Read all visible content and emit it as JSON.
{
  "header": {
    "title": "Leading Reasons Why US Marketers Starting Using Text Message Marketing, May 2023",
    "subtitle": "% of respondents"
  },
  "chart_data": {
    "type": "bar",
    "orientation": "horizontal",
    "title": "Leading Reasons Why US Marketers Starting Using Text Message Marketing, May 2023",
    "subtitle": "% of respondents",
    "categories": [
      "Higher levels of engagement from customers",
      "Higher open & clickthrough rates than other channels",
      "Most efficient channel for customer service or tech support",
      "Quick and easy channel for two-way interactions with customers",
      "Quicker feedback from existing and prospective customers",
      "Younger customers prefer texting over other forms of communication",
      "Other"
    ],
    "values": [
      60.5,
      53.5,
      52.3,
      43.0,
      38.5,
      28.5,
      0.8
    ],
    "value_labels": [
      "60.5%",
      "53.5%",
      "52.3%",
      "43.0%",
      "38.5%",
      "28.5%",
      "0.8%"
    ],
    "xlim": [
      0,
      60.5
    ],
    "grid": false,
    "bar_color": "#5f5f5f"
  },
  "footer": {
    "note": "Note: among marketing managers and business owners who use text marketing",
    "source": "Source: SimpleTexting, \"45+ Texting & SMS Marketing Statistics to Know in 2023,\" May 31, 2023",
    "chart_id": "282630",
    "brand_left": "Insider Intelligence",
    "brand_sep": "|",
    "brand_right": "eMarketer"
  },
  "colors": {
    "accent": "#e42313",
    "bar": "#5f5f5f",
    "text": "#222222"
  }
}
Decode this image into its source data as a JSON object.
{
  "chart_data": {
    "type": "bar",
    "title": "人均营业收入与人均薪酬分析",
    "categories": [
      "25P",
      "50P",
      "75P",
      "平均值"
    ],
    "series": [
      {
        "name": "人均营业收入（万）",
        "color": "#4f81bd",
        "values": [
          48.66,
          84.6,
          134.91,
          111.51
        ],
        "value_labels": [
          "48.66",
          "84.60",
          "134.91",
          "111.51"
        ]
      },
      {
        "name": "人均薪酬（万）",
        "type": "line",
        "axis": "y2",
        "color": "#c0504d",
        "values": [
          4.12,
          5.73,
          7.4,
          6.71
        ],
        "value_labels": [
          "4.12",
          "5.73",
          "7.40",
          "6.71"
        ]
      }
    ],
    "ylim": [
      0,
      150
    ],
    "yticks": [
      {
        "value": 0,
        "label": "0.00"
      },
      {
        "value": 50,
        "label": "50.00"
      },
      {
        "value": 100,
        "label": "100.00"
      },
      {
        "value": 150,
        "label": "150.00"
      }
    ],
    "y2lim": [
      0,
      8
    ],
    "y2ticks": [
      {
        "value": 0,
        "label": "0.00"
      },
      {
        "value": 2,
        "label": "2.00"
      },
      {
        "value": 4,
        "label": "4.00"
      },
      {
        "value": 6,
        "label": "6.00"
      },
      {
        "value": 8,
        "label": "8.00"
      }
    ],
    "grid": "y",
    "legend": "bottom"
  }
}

****************

What is required:
Write out the full listing, keeping every line exactly as it is.

The response:
Read all visible content and emit it as JSON.
{
  "header": {
    "title": "Leading Reasons Why US Marketers Starting Using Text Message Marketing, May 2023",
    "subtitle": "% of respondents"
  },
  "chart_data": {
    "type": "bar",
    "orientation": "horizontal",
    "title": "Leading Reasons Why US Marketers Starting Using Text Message Marketing, May 2023",
    "subtitle": "% of respondents",
    "categories": [
      "Higher levels of engagement from customers",
      "Higher open & clickthrough rates than other channels",
      "Most efficient channel for customer service or tech support",
      "Quick and easy channel for two-way interactions with customers",
      "Quicker feedback from existing and prospective customers",
      "Younger customers prefer texting over other forms of communication",
      "Other"
    ],
    "values": [
      60.5,
      53.5,
      52.3,
      43.0,
      38.5,
      28.5,
      0.8
    ],
    "value_labels": [
      "60.5%",
      "53.5%",
      "52.3%",
      "43.0%",
      "38.5%",
      "28.5%",
      "0.8%"
    ],
    "xlim": [
      0,
      60.5
    ],
    "grid": false,
    "bar_color": "#5f5f5f"
  },
  "footer": {
    "note": "Note: among marketing managers and business owners who use text marketing",
    "source": "Source: SimpleTexting, \"45+ Texting & SMS Marketing Statistics to Know in 2023,\" May 31, 2023",
    "chart_id": "282630",
    "brand_left": "Insider Intelligence",
    "brand_sep": "|",
    "brand_right": "eMarketer"
  },
  "colors": {
    "accent": "#e42313",
    "bar": "#5f5f5f",
    "text": "#222222"
  }
}
Decode this image into its source data as a JSON object.
{
  "chart_data": {
    "type": "bar",
    "title": "人均营业收入与人均薪酬分析",
    "categories": [
      "25P",
      "50P",
      "75P",
      "平均值"
    ],
    "series": [
      {
        "name": "人均营业收入（万）",
        "color": "#4f81bd",
        "values": [
          48.66,
          84.6,
          134.91,
          111.51
        ],
        "value_labels": [
          "48.66",
          "84.60",
          "134.91",
          "111.51"
        ]
      },
      {
        "name": "人均薪酬（万）",
        "type": "line",
        "axis": "y2",
        "color": "#c0504d",
        "values": [
          4.12,
          5.73,
          7.4,
          6.71
        ],
        "value_labels": [
          "4.12",
          "5.73",
          "7.40",
          "6.71"
        ]
      }
    ],
    "ylim": [
      0,
      150
    ],
    "yticks": [
      {
        "value": 0,
        "label": "0.00"
      },
      {
        "value": 50,
        "label": "50.00"
      },
      {
        "value": 100,
        "label": "100.00"
      },
      {
        "value": 150,
        "label": "150.00"
      }
    ],
    "y2lim": [
      0,
      8
    ],
    "y2ticks": [
      {
        "value": 0,
        "label": "0.00"
      },
      {
        "value": 2,
        "label": "2.00"
      },
      {
        "value": 4,
        "label": "4.00"
      },
      {
        "value": 6,
        "label": "6.00"
      },
      {
        "value": 8,
        "label": "8.00"
      }
    ],
    "grid": "y",
    "legend": "bottom"
  }
}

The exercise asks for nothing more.